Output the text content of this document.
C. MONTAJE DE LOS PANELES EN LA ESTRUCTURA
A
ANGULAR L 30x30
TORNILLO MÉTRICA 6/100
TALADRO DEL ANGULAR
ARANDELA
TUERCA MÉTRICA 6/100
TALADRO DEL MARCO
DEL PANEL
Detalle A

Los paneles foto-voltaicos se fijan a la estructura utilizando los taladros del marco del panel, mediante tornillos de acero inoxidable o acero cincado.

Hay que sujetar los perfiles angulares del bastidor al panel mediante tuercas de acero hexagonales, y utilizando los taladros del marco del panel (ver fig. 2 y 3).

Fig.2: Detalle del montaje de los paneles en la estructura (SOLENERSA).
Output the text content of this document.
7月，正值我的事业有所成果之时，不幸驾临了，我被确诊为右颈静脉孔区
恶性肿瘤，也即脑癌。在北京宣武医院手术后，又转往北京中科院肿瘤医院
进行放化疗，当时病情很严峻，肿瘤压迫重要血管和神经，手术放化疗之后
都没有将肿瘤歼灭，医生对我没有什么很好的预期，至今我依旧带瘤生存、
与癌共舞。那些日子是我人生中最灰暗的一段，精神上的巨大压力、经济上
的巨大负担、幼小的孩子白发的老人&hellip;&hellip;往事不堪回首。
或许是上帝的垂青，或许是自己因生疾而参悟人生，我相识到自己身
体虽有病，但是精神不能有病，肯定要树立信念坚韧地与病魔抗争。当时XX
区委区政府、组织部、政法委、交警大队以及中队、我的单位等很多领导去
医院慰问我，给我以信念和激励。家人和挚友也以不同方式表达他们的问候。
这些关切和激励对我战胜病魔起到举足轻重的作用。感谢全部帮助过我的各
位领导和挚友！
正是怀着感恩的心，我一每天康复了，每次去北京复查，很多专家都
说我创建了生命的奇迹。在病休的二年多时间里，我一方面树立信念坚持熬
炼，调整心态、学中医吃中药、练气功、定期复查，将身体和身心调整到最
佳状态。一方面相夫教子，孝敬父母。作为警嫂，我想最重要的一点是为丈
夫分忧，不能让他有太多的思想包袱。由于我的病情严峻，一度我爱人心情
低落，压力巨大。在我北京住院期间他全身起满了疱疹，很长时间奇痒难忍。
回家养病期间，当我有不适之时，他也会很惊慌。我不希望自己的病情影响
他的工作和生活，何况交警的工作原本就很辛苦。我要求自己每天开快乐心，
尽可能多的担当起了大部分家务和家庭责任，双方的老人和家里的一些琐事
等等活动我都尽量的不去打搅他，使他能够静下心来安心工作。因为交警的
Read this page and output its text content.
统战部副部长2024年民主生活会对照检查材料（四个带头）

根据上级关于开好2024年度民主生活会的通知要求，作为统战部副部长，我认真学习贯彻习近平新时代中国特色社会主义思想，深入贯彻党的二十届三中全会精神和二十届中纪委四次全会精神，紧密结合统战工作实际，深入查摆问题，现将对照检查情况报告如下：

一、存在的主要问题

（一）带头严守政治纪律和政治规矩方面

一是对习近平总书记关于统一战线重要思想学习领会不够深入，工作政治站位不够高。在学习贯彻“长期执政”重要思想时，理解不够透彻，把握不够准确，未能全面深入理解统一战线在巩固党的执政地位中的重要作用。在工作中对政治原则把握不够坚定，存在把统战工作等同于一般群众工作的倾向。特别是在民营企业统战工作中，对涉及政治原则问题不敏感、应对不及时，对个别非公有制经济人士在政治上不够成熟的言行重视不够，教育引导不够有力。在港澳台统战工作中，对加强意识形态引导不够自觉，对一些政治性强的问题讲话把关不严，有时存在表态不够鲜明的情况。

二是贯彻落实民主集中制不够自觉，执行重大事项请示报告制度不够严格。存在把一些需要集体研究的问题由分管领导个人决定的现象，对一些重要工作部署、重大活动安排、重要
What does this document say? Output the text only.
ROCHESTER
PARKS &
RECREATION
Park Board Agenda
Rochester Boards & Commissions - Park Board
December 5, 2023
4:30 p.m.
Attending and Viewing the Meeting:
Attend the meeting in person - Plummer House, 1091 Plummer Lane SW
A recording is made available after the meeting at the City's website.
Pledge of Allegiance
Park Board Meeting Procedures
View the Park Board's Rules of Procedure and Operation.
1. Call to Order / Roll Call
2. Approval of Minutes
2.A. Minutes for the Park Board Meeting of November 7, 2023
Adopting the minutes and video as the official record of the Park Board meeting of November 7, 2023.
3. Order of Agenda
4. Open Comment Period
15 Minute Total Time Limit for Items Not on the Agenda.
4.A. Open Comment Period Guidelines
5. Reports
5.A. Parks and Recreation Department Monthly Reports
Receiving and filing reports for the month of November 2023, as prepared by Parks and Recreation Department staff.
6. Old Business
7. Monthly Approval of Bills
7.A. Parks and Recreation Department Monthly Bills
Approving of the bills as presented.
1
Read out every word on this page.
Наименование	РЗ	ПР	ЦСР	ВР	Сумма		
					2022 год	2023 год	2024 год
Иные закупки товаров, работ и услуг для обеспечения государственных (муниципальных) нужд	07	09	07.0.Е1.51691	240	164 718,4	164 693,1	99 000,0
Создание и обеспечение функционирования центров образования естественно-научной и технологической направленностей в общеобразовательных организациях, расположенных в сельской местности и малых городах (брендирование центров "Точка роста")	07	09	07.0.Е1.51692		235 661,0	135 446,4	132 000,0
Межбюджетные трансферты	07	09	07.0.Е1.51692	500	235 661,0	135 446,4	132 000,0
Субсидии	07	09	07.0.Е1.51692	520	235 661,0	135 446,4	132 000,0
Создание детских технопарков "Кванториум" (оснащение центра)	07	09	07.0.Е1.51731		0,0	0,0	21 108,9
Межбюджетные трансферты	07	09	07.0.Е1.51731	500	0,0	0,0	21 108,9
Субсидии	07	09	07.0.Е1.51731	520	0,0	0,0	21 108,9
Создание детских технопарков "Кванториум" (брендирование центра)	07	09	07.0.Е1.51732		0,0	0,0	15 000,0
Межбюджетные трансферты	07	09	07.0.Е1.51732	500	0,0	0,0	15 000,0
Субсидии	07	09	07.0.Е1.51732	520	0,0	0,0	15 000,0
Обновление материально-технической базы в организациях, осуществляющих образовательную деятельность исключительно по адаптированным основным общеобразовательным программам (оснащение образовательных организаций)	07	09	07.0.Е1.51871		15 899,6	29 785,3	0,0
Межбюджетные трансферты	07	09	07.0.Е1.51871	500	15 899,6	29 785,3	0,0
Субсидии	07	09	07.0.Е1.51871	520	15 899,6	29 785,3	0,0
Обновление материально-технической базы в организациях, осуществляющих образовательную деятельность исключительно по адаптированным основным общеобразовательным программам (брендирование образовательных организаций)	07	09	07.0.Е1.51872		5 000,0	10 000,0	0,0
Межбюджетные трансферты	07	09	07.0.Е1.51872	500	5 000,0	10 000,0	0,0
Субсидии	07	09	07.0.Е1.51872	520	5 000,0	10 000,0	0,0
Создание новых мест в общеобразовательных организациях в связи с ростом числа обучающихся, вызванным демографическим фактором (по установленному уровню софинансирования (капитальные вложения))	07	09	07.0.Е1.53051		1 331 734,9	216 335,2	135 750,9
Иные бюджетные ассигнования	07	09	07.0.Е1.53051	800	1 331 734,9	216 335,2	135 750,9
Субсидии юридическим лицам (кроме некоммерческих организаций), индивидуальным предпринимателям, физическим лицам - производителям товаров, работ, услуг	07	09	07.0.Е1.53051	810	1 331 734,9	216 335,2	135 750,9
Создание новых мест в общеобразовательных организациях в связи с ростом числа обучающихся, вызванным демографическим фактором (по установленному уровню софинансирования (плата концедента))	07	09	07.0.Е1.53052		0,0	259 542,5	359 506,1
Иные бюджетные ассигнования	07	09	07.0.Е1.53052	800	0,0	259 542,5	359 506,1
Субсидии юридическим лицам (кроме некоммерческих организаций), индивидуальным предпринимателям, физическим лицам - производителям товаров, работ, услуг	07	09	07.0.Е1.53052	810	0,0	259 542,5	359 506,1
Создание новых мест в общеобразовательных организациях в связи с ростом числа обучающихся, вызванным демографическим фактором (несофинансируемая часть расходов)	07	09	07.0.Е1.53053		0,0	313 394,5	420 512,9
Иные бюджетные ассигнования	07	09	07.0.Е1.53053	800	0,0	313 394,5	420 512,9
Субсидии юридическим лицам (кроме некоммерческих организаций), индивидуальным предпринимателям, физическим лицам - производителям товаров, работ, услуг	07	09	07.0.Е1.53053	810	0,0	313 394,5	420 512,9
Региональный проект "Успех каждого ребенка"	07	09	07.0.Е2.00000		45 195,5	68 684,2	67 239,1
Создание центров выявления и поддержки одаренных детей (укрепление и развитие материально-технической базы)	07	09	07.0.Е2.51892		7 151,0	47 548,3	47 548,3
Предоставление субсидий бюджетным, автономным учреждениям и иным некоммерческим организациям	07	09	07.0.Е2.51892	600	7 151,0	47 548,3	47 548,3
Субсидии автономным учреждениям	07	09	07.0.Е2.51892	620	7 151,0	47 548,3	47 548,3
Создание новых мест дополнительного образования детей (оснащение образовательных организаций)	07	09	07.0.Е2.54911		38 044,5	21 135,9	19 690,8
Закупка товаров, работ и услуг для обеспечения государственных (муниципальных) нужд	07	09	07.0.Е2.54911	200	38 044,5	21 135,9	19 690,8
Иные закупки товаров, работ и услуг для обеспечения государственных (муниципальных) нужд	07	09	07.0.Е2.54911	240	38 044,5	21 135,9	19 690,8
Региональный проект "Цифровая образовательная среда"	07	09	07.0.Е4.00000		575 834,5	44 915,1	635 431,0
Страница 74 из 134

PROBLEM: Using the listing, collect all lines in which the string "государственных" is found.

FINAL RESULT:
Иные закупки товаров, работ и услуг для обеспечения государственных (муниципальных) нужд	07	09	07.0.Е1.51691	240	164 718,4	164 693,1	99 000,0
Закупка товаров, работ и услуг для обеспечения государственных (муниципальных) нужд	07	09	07.0.Е2.54911	200	38 044,5	21 135,9	19 690,8
Иные закупки товаров, работ и услуг для обеспечения государственных (муниципальных) нужд	07	09	07.0.Е2.54911	240	38 044,5	21 135,9	19 690,8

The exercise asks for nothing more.